** start **

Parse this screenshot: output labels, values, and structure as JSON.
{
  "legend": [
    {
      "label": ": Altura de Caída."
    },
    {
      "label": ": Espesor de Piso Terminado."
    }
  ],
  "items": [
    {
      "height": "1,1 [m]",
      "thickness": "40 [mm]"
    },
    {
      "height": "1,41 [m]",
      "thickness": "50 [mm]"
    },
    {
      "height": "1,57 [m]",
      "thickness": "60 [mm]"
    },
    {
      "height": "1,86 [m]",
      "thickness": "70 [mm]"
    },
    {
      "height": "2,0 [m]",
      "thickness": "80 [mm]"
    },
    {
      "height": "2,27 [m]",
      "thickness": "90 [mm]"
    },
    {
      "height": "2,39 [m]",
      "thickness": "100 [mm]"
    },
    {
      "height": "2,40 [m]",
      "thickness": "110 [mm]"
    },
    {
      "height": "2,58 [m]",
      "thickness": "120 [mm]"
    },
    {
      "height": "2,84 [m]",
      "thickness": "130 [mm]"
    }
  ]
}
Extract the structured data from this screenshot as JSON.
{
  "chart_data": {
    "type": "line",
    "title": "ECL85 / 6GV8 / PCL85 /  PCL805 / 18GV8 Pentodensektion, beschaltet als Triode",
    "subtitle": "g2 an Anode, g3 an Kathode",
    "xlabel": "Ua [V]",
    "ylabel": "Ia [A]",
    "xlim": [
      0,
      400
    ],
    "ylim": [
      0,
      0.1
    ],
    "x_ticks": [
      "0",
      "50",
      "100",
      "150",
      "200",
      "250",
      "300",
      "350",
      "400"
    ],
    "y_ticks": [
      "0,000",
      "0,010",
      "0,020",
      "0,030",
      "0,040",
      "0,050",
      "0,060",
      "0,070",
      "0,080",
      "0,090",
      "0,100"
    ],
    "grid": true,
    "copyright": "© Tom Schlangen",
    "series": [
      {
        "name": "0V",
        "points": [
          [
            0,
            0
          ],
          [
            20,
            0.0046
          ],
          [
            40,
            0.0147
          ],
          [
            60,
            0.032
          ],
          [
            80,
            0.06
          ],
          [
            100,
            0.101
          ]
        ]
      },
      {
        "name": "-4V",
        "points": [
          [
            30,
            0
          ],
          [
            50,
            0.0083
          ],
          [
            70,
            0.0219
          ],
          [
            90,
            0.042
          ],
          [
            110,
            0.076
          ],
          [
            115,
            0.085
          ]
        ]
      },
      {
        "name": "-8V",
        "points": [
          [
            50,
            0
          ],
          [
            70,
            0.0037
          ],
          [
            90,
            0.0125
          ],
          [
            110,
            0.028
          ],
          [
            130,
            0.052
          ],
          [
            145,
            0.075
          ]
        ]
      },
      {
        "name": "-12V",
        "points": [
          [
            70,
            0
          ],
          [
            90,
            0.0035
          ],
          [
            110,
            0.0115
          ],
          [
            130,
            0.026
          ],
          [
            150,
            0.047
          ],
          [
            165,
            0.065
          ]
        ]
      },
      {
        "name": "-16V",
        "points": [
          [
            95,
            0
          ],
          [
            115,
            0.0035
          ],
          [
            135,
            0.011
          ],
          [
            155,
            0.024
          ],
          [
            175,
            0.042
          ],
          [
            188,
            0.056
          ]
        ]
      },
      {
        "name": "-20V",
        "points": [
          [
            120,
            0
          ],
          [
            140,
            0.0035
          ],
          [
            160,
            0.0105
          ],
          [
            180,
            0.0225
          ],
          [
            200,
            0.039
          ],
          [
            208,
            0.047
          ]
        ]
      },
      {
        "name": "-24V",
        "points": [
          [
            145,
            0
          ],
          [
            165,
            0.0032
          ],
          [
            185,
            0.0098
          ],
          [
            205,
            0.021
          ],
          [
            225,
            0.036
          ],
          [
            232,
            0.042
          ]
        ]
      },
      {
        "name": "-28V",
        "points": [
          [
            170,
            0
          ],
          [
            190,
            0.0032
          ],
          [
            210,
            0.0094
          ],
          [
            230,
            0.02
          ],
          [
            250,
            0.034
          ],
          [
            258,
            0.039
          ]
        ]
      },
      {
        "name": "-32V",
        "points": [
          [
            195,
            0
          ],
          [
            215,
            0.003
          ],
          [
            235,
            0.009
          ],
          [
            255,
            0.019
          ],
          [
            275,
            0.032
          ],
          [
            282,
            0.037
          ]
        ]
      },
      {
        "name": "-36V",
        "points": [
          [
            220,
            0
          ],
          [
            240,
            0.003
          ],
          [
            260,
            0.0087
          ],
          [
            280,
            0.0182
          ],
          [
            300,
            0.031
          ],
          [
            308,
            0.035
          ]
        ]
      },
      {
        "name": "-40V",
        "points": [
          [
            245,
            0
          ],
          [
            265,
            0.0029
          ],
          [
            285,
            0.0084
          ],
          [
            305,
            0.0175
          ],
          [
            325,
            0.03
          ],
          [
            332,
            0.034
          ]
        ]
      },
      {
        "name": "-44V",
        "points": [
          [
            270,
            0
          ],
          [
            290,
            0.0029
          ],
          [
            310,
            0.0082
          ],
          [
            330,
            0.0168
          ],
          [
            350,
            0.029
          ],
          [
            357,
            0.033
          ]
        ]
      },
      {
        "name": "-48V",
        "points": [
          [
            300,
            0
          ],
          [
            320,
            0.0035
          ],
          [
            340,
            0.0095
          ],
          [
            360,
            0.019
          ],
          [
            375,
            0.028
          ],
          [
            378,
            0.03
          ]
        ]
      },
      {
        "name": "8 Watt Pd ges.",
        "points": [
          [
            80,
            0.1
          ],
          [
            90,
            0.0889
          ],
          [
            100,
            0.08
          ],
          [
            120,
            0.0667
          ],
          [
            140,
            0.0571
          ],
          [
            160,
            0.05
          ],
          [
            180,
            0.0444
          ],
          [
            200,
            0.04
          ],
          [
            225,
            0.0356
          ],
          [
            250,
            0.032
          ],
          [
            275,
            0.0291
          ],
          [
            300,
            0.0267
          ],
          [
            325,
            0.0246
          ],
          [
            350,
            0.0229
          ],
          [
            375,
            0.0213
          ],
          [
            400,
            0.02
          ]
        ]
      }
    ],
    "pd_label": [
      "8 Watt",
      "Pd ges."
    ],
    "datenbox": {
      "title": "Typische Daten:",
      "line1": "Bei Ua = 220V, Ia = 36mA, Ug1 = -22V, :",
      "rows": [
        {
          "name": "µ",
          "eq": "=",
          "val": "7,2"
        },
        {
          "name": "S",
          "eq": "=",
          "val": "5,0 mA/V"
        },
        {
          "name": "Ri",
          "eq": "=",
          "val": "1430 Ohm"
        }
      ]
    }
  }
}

** end **

Write an exact transcription of every entry above.

## Solution to the problem
Parse this screenshot: output labels, values, and structure as JSON.
{
  "legend": [
    {
      "label": ": Altura de Caída."
    },
    {
      "label": ": Espesor de Piso Terminado."
    }
  ],
  "items": [
    {
      "height": "1,1 [m]",
      "thickness": "40 [mm]"
    },
    {
      "height": "1,41 [m]",
      "thickness": "50 [mm]"
    },
    {
      "height": "1,57 [m]",
      "thickness": "60 [mm]"
    },
    {
      "height": "1,86 [m]",
      "thickness": "70 [mm]"
    },
    {
      "height": "2,0 [m]",
      "thickness": "80 [mm]"
    },
    {
      "height": "2,27 [m]",
      "thickness": "90 [mm]"
    },
    {
      "height": "2,39 [m]",
      "thickness": "100 [mm]"
    },
    {
      "height": "2,40 [m]",
      "thickness": "110 [mm]"
    },
    {
      "height": "2,58 [m]",
      "thickness": "120 [mm]"
    },
    {
      "height": "2,84 [m]",
      "thickness": "130 [mm]"
    }
  ]
}
Extract the structured data from this screenshot as JSON.
{
  "chart_data": {
    "type": "line",
    "title": "ECL85 / 6GV8 / PCL85 /  PCL805 / 18GV8 Pentodensektion, beschaltet als Triode",
    "subtitle": "g2 an Anode, g3 an Kathode",
    "xlabel": "Ua [V]",
    "ylabel": "Ia [A]",
    "xlim": [
      0,
      400
    ],
    "ylim": [
      0,
      0.1
    ],
    "x_ticks": [
      "0",
      "50",
      "100",
      "150",
      "200",
      "250",
      "300",
      "350",
      "400"
    ],
    "y_ticks": [
      "0,000",
      "0,010",
      "0,020",
      "0,030",
      "0,040",
      "0,050",
      "0,060",
      "0,070",
      "0,080",
      "0,090",
      "0,100"
    ],
    "grid": true,
    "copyright": "© Tom Schlangen",
    "series": [
      {
        "name": "0V",
        "points": [
          [
            0,
            0
          ],
          [
            20,
            0.0046
          ],
          [
            40,
            0.0147
          ],
          [
            60,
            0.032
          ],
          [
            80,
            0.06
          ],
          [
            100,
            0.101
          ]
        ]
      },
      {
        "name": "-4V",
        "points": [
          [
            30,
            0
          ],
          [
            50,
            0.0083
          ],
          [
            70,
            0.0219
          ],
          [
            90,
            0.042
          ],
          [
            110,
            0.076
          ],
          [
            115,
            0.085
          ]
        ]
      },
      {
        "name": "-8V",
        "points": [
          [
            50,
            0
          ],
          [
            70,
            0.0037
          ],
          [
            90,
            0.0125
          ],
          [
            110,
            0.028
          ],
          [
            130,
            0.052
          ],
          [
            145,
            0.075
          ]
        ]
      },
      {
        "name": "-12V",
        "points": [
          [
            70,
            0
          ],
          [
            90,
            0.0035
          ],
          [
            110,
            0.0115
          ],
          [
            130,
            0.026
          ],
          [
            150,
            0.047
          ],
          [
            165,
            0.065
          ]
        ]
      },
      {
        "name": "-16V",
        "points": [
          [
            95,
            0
          ],
          [
            115,
            0.0035
          ],
          [
            135,
            0.011
          ],
          [
            155,
            0.024
          ],
          [
            175,
            0.042
          ],
          [
            188,
            0.056
          ]
        ]
      },
      {
        "name": "-20V",
        "points": [
          [
            120,
            0
          ],
          [
            140,
            0.0035
          ],
          [
            160,
            0.0105
          ],
          [
            180,
            0.0225
          ],
          [
            200,
            0.039
          ],
          [
            208,
            0.047
          ]
        ]
      },
      {
        "name": "-24V",
        "points": [
          [
            145,
            0
          ],
          [
            165,
            0.0032
          ],
          [
            185,
            0.0098
          ],
          [
            205,
            0.021
          ],
          [
            225,
            0.036
          ],
          [
            232,
            0.042
          ]
        ]
      },
      {
        "name": "-28V",
        "points": [
          [
            170,
            0
          ],
          [
            190,
            0.0032
          ],
          [
            210,
            0.0094
          ],
          [
            230,
            0.02
          ],
          [
            250,
            0.034
          ],
          [
            258,
            0.039
          ]
        ]
      },
      {
        "name": "-32V",
        "points": [
          [
            195,
            0
          ],
          [
            215,
            0.003
          ],
          [
            235,
            0.009
          ],
          [
            255,
            0.019
          ],
          [
            275,
            0.032
          ],
          [
            282,
            0.037
          ]
        ]
      },
      {
        "name": "-36V",
        "points": [
          [
            220,
            0
          ],
          [
            240,
            0.003
          ],
          [
            260,
            0.0087
          ],
          [
            280,
            0.0182
          ],
          [
            300,
            0.031
          ],
          [
            308,
            0.035
          ]
        ]
      },
      {
        "name": "-40V",
        "points": [
          [
            245,
            0
          ],
          [
            265,
            0.0029
          ],
          [
            285,
            0.0084
          ],
          [
            305,
            0.0175
          ],
          [
            325,
            0.03
          ],
          [
            332,
            0.034
          ]
        ]
      },
      {
        "name": "-44V",
        "points": [
          [
            270,
            0
          ],
          [
            290,
            0.0029
          ],
          [
            310,
            0.0082
          ],
          [
            330,
            0.0168
          ],
          [
            350,
            0.029
          ],
          [
            357,
            0.033
          ]
        ]
      },
      {
        "name": "-48V",
        "points": [
          [
            300,
            0
          ],
          [
            320,
            0.0035
          ],
          [
            340,
            0.0095
          ],
          [
            360,
            0.019
          ],
          [
            375,
            0.028
          ],
          [
            378,
            0.03
          ]
        ]
      },
      {
        "name": "8 Watt Pd ges.",
        "points": [
          [
            80,
            0.1
          ],
          [
            90,
            0.0889
          ],
          [
            100,
            0.08
          ],
          [
            120,
            0.0667
          ],
          [
            140,
            0.0571
          ],
          [
            160,
            0.05
          ],
          [
            180,
            0.0444
          ],
          [
            200,
            0.04
          ],
          [
            225,
            0.0356
          ],
          [
            250,
            0.032
          ],
          [
            275,
            0.0291
          ],
          [
            300,
            0.0267
          ],
          [
            325,
            0.0246
          ],
          [
            350,
            0.0229
          ],
          [
            375,
            0.0213
          ],
          [
            400,
            0.02
          ]
        ]
      }
    ],
    "pd_label": [
      "8 Watt",
      "Pd ges."
    ],
    "datenbox": {
      "title": "Typische Daten:",
      "line1": "Bei Ua = 220V, Ia = 36mA, Ug1 = -22V, :",
      "rows": [
        {
          "name": "µ",
          "eq": "=",
          "val": "7,2"
        },
        {
          "name": "S",
          "eq": "=",
          "val": "5,0 mA/V"
        },
        {
          "name": "Ri",
          "eq": "=",
          "val": "1430 Ohm"
        }
      ]
    }
  }
}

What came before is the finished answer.